-- start DATA TO USE --
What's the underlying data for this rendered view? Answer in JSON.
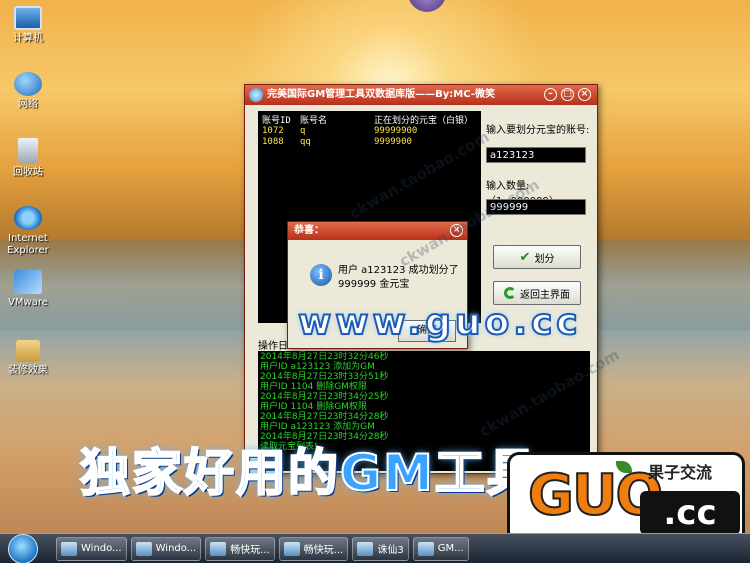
{
  "desktop": {
    "icons": [
      {
        "label": "计算机",
        "icon": "computer-icon"
      },
      {
        "label": "网络",
        "icon": "network-icon"
      },
      {
        "label": "回收站",
        "icon": "recycle-bin-icon"
      },
      {
        "label": "Internet Explorer",
        "icon": "internet-explorer-icon"
      },
      {
        "label": "VMware",
        "icon": "vmware-icon"
      },
      {
        "label": "装修效果",
        "icon": "folder-icon"
      }
    ]
  },
  "window": {
    "title": "完美国际GM管理工具双数据库版——By:MC-微笑",
    "list": {
      "headers": [
        "账号ID",
        "账号名",
        "正在划分的元宝（白银）"
      ],
      "rows": [
        [
          "1072",
          "q",
          "99999900"
        ],
        [
          "1088",
          "qq",
          "9999900"
        ]
      ]
    },
    "account_label": "输入要划分元宝的账号:",
    "account_value": "a123123",
    "amount_label": "输入数量: （1~999999）",
    "amount_value": "999999",
    "allocate_button": "划分",
    "back_button": "返回主界面",
    "log_label": "操作日",
    "log_lines": [
      "2014年8月27日23时32分46秒",
      "用户ID a123123 添加为GM",
      "2014年8月27日23时33分51秒",
      "用户ID 1104 删除GM权限",
      "2014年8月27日23时34分25秒",
      "用户ID 1104 删除GM权限",
      "2014年8月27日23时34分28秒",
      "用户ID a123123 添加为GM",
      "2014年8月27日23时34分28秒",
      "读取元宝列表!"
    ]
  },
  "dialog": {
    "title": "恭喜：",
    "message_line1": "用户 a123123 成功划分了",
    "message_line2": "999999 金元宝",
    "ok_button": "确定"
  },
  "overlay": {
    "watermark": "ckwan.taobao.com",
    "url_text": "www.guo.cc",
    "banner_text": "独家好用的GM工具",
    "logo_big": "GUO",
    "logo_cn": "果子交流",
    "logo_cc": ".cc"
  },
  "taskbar": {
    "items": [
      "Windo...",
      "Windo...",
      "畅快玩...",
      "畅快玩...",
      "诛仙3",
      "GM..."
    ]
  }
}
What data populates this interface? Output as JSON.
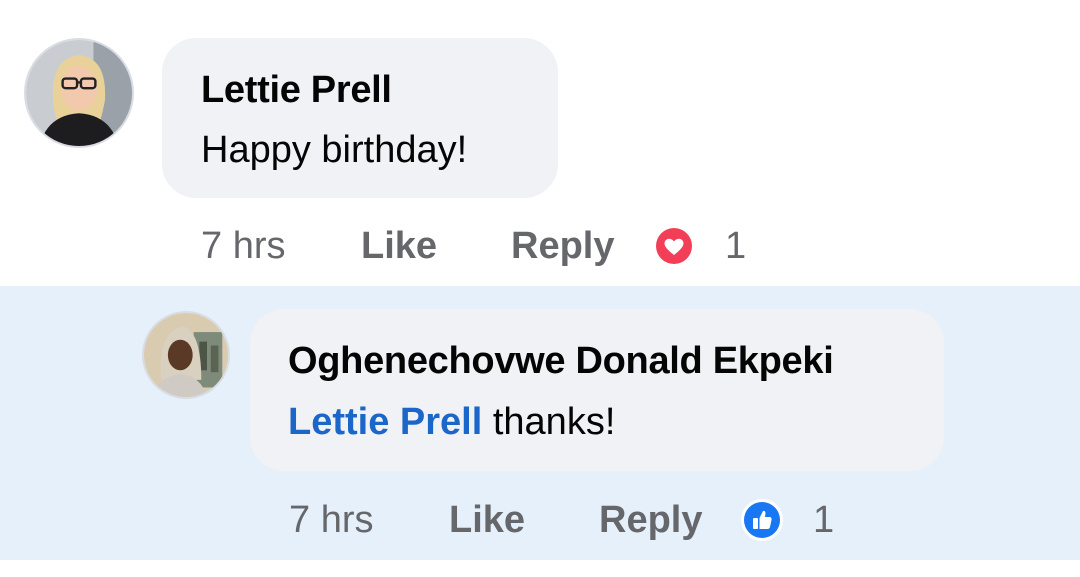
{
  "comments": [
    {
      "author": "Lettie Prell",
      "text": "Happy birthday!",
      "time": "7 hrs",
      "like_label": "Like",
      "reply_label": "Reply",
      "reaction": "heart-reaction-icon",
      "reaction_count": "1"
    },
    {
      "author": "Oghenechovwe Donald Ekpeki",
      "mention": "Lettie Prell",
      "text": " thanks!",
      "time": "7 hrs",
      "like_label": "Like",
      "reply_label": "Reply",
      "reaction": "thumbs-up-reaction-icon",
      "reaction_count": "1"
    }
  ],
  "colors": {
    "bubble": "#f0f2f5",
    "reply_highlight": "#e6f0fb",
    "mention": "#1b66c9",
    "meta_text": "#65676b",
    "love": "#f33e58",
    "like": "#1877f2"
  }
}
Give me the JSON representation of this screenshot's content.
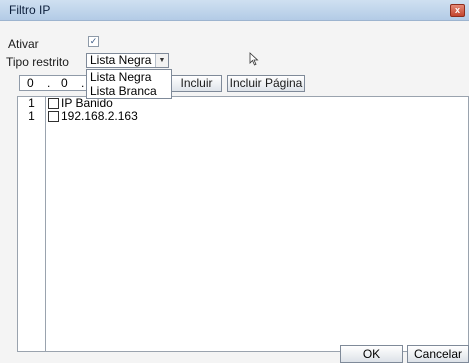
{
  "window": {
    "title": "Filtro IP",
    "close_label": "x"
  },
  "form": {
    "enable_label": "Ativar",
    "enable_checked": true,
    "enable_check_mark": "✓",
    "restrict_label": "Tipo restrito",
    "restrict_value": "Lista Negra",
    "dropdown_arrow": "▼",
    "dropdown_options": [
      "Lista Negra",
      "Lista Branca"
    ]
  },
  "ip_input": {
    "oct1": "0",
    "dot1": ".",
    "oct2": "0",
    "dot2": "."
  },
  "buttons": {
    "include": "Incluir",
    "include_page": "Incluir Página"
  },
  "list": {
    "rows": [
      {
        "num": "1",
        "text": "IP Banido"
      },
      {
        "num": "1",
        "text": "192.168.2.163"
      }
    ]
  },
  "footer": {
    "ok": "OK",
    "cancel": "Cancelar"
  }
}
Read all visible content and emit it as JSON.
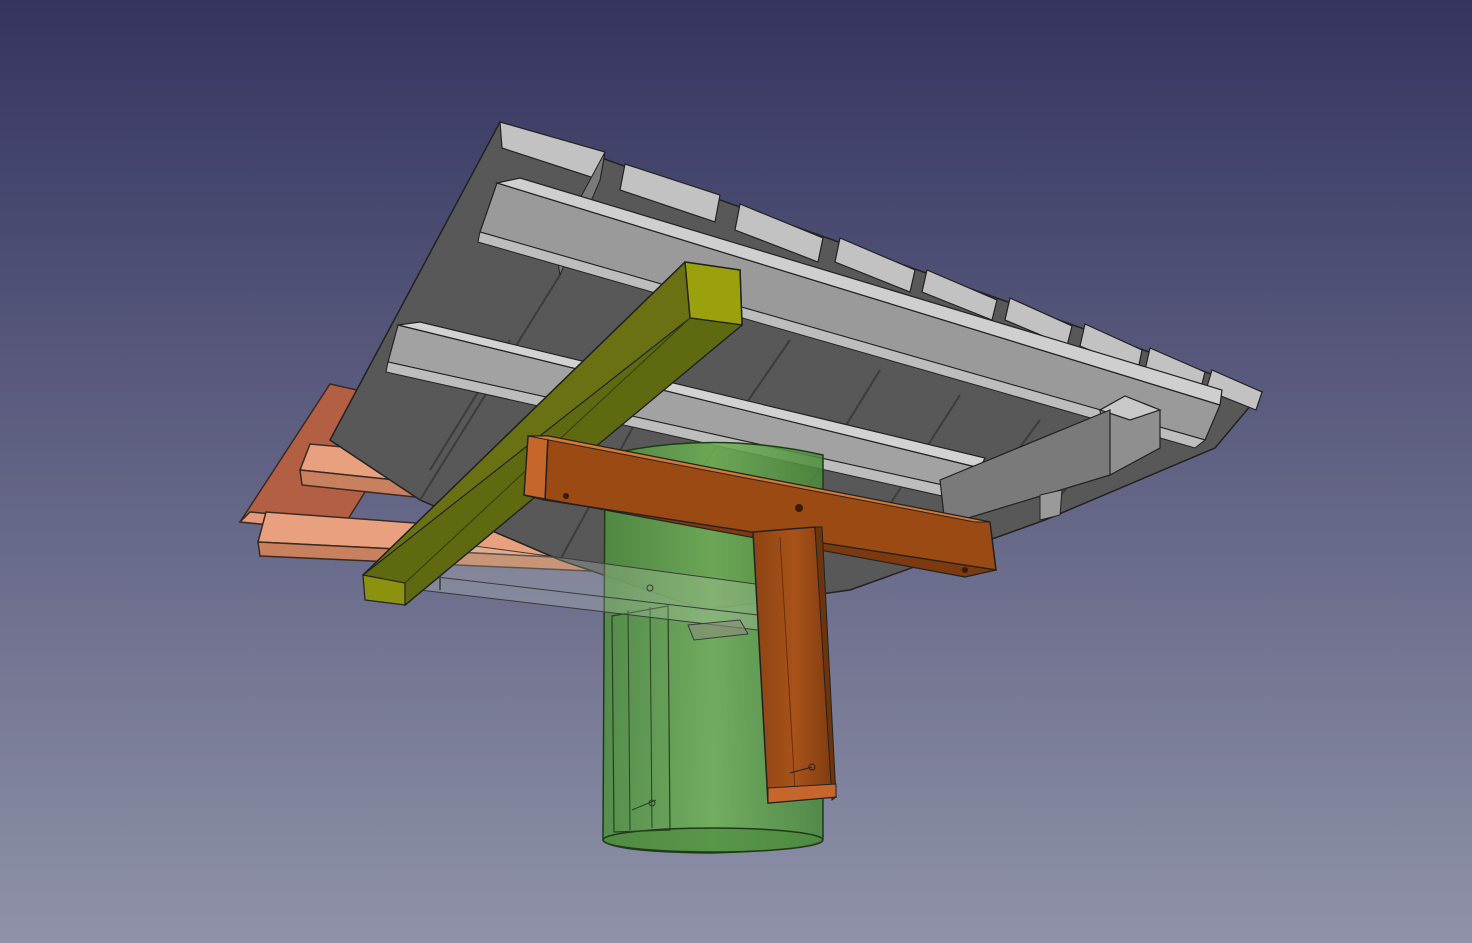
{
  "app": {
    "view": "3d-viewport"
  },
  "colors": {
    "background_top": "#34345f",
    "background_bottom": "#8f92a9",
    "deck_board_top": "#c2c2c2",
    "deck_board_side": "#8a8a8a",
    "deck_board_bottom": "#5a5a5a",
    "joist_top": "#cfcfcf",
    "joist_side": "#a2a2a2",
    "orange_beam_light": "#c7662b",
    "orange_beam_dark": "#8d4412",
    "yellow_beam_light": "#9aa10d",
    "yellow_beam_dark": "#5f6a10",
    "salmon_light": "#e8a07e",
    "salmon_dark": "#a75b40",
    "green_cylinder": "#64a64d",
    "green_cylinder_dark": "#4e8f3e"
  },
  "scene": {
    "objects": [
      {
        "name": "deck-boards",
        "kind": "solid",
        "color": "gray"
      },
      {
        "name": "deck-joists",
        "kind": "solid",
        "color": "light-gray"
      },
      {
        "name": "crossbeam",
        "kind": "solid",
        "color": "yellow-green"
      },
      {
        "name": "t-support",
        "kind": "solid",
        "color": "orange-brown"
      },
      {
        "name": "rear-rafters",
        "kind": "solid",
        "color": "salmon"
      },
      {
        "name": "post-sleeve",
        "kind": "transparent-cylinder",
        "color": "green"
      }
    ]
  }
}
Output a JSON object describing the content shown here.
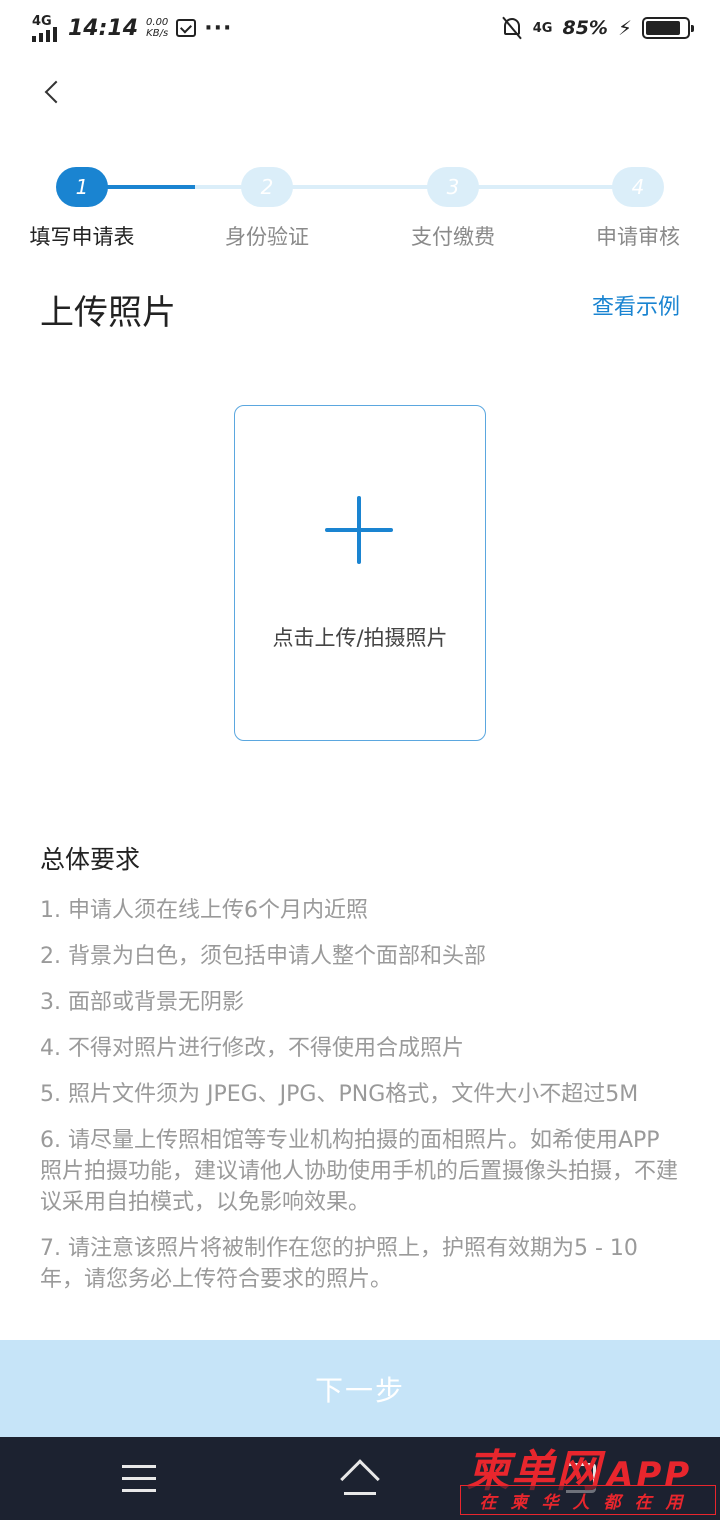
{
  "status_bar": {
    "network": "4G",
    "time": "14:14",
    "speed_value": "0.00",
    "speed_unit": "KB/s",
    "dots": "···",
    "network_right": "4G",
    "battery_percent": "85%",
    "battery_level": 0.85
  },
  "stepper": {
    "steps": [
      {
        "number": "1",
        "label": "填写申请表",
        "active": true
      },
      {
        "number": "2",
        "label": "身份验证",
        "active": false
      },
      {
        "number": "3",
        "label": "支付缴费",
        "active": false
      },
      {
        "number": "4",
        "label": "申请审核",
        "active": false
      }
    ]
  },
  "section": {
    "title": "上传照片",
    "example_link": "查看示例"
  },
  "upload": {
    "label": "点击上传/拍摄照片"
  },
  "requirements": {
    "title": "总体要求",
    "items": [
      "1. 申请人须在线上传6个月内近照",
      "2. 背景为白色，须包括申请人整个面部和头部",
      "3. 面部或背景无阴影",
      "4. 不得对照片进行修改，不得使用合成照片",
      "5. 照片文件须为 JPEG、JPG、PNG格式，文件大小不超过5M",
      "6. 请尽量上传照相馆等专业机构拍摄的面相照片。如希使用APP照片拍摄功能，建议请他人协助使用手机的后置摄像头拍摄，不建议采用自拍模式，以免影响效果。",
      "7. 请注意该照片将被制作在您的护照上，护照有效期为5 - 10年，请您务必上传符合要求的照片。"
    ]
  },
  "next_button": {
    "label": "下一步"
  },
  "watermark": {
    "main": "柬单网",
    "app": "APP",
    "sub": "在柬华人都在用"
  },
  "colors": {
    "accent": "#1a84d1",
    "step_inactive": "#dbeef9",
    "button_disabled": "#c6e4f8",
    "nav_bar": "#1c2230",
    "watermark": "#e8262d"
  }
}
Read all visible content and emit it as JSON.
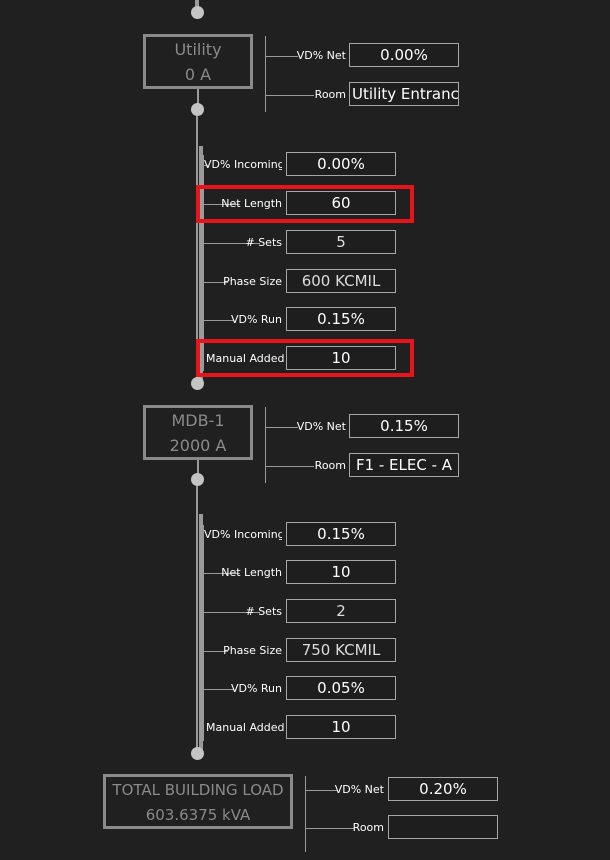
{
  "nodes": {
    "utility": {
      "name": "Utility",
      "rating": "0 A"
    },
    "mdb1": {
      "name": "MDB-1",
      "rating": "2000 A"
    },
    "total": {
      "name": "TOTAL BUILDING LOAD",
      "rating": "603.6375 kVA"
    }
  },
  "utility_panel": {
    "vd_net_label": "VD% Net",
    "vd_net_value": "0.00%",
    "room_label": "Room",
    "room_value": "Utility Entrance"
  },
  "feeder1": {
    "vd_incoming_label": "VD% Incoming",
    "vd_incoming_value": "0.00%",
    "net_length_label": "Net Length",
    "net_length_value": "60",
    "sets_label": "# Sets",
    "sets_value": "5",
    "phase_size_label": "Phase Size",
    "phase_size_value": "600 KCMIL",
    "vd_run_label": "VD% Run",
    "vd_run_value": "0.15%",
    "manual_added_label": "Manual Added L",
    "manual_added_value": "10"
  },
  "mdb1_panel": {
    "vd_net_label": "VD% Net",
    "vd_net_value": "0.15%",
    "room_label": "Room",
    "room_value": "F1 - ELEC - A"
  },
  "feeder2": {
    "vd_incoming_label": "VD% Incoming",
    "vd_incoming_value": "0.15%",
    "net_length_label": "Net Length",
    "net_length_value": "10",
    "sets_label": "# Sets",
    "sets_value": "2",
    "phase_size_label": "Phase Size",
    "phase_size_value": "750 KCMIL",
    "vd_run_label": "VD% Run",
    "vd_run_value": "0.05%",
    "manual_added_label": "Manual Added L",
    "manual_added_value": "10"
  },
  "total_panel": {
    "vd_net_label": "VD% Net",
    "vd_net_value": "0.20%",
    "room_label": "Room",
    "room_value": ""
  },
  "colors": {
    "background": "#202020",
    "highlight": "#e8141c",
    "node_border": "#8a8a8a"
  }
}
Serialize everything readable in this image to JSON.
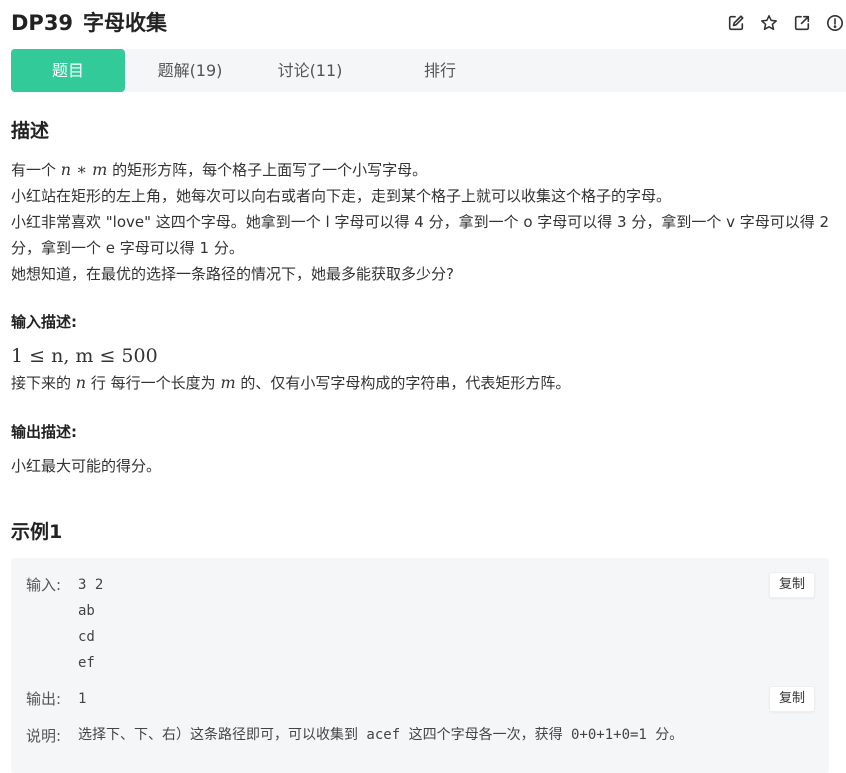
{
  "header": {
    "code": "DP39",
    "title": "字母收集"
  },
  "tabs": [
    {
      "label": "题目"
    },
    {
      "label": "题解(19)"
    },
    {
      "label": "讨论(11)"
    },
    {
      "label": "排行"
    }
  ],
  "description": {
    "title": "描述",
    "line1_pre": "有一个",
    "line1_math": "n ∗ m",
    "line1_post": "的矩形方阵，每个格子上面写了一个小写字母。",
    "line2": "小红站在矩形的左上角，她每次可以向右或者向下走，走到某个格子上就可以收集这个格子的字母。",
    "line3": "小红非常喜欢 \"love\" 这四个字母。她拿到一个 l 字母可以得 4 分，拿到一个 o 字母可以得 3 分，拿到一个 v 字母可以得 2 分，拿到一个 e 字母可以得 1 分。",
    "line4": "她想知道，在最优的选择一条路径的情况下，她最多能获取多少分?"
  },
  "input_desc": {
    "title": "输入描述:",
    "constraint": "1 ≤ n, m ≤ 500",
    "line_pre": "接下来的",
    "line_math_n": "n",
    "line_mid": "行 每行一个长度为",
    "line_math_m": "m",
    "line_post": "的、仅有小写字母构成的字符串，代表矩形方阵。"
  },
  "output_desc": {
    "title": "输出描述:",
    "text": "小红最大可能的得分。"
  },
  "example": {
    "title": "示例1",
    "input_label": "输入:",
    "input_lines": "3 2\nab\ncd\nef",
    "output_label": "输出:",
    "output_value": "1",
    "explain_label": "说明:",
    "explain_text": "选择下、下、右）这条路径即可，可以收集到 acef 这四个字母各一次，获得 0+0+1+0=1 分。",
    "copy_label": "复制"
  },
  "icons": [
    "edit-icon",
    "star-icon",
    "share-icon",
    "report-icon"
  ],
  "colors": {
    "accent": "#32ca99",
    "tab_bar": "#f5f6f8"
  }
}
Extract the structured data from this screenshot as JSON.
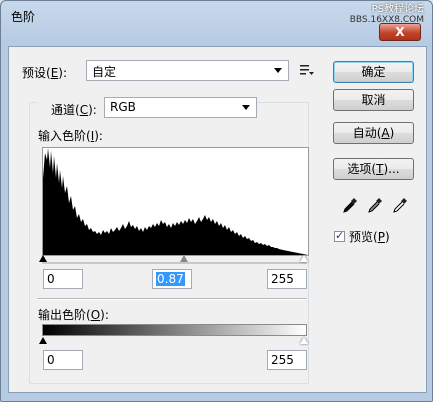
{
  "window": {
    "title": "色阶",
    "close_label": "X",
    "watermark": [
      "PS教程论坛",
      "BBS.16XX8.COM"
    ]
  },
  "preset": {
    "label_prefix": "预设(",
    "label_key": "E",
    "label_suffix": "):",
    "value": "自定",
    "options_icon": "list-options-icon"
  },
  "channel": {
    "label_prefix": "通道(",
    "label_key": "C",
    "label_suffix": "):",
    "value": "RGB"
  },
  "input_levels": {
    "label_prefix": "输入色阶(",
    "label_key": "I",
    "label_suffix": "):",
    "black": "0",
    "gamma": "0.87",
    "white": "255"
  },
  "output_levels": {
    "label_prefix": "输出色阶(",
    "label_key": "O",
    "label_suffix": "):",
    "black": "0",
    "white": "255"
  },
  "buttons": {
    "ok": "确定",
    "cancel": "取消",
    "auto_prefix": "自动(",
    "auto_key": "A",
    "auto_suffix": ")",
    "options_prefix": "选项(",
    "options_key": "T",
    "options_suffix": ")..."
  },
  "preview": {
    "label_prefix": "预览(",
    "label_key": "P",
    "label_suffix": ")",
    "checked": true
  },
  "eyedroppers": [
    "black-eyedropper-icon",
    "gray-eyedropper-icon",
    "white-eyedropper-icon"
  ]
}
-- end DATA TO USE --
**WHAT IS ASKED:**
Of all the lines in the data above, state how many include "name". Say only the number.

**SOLUTION FOR THIS TASK:**
9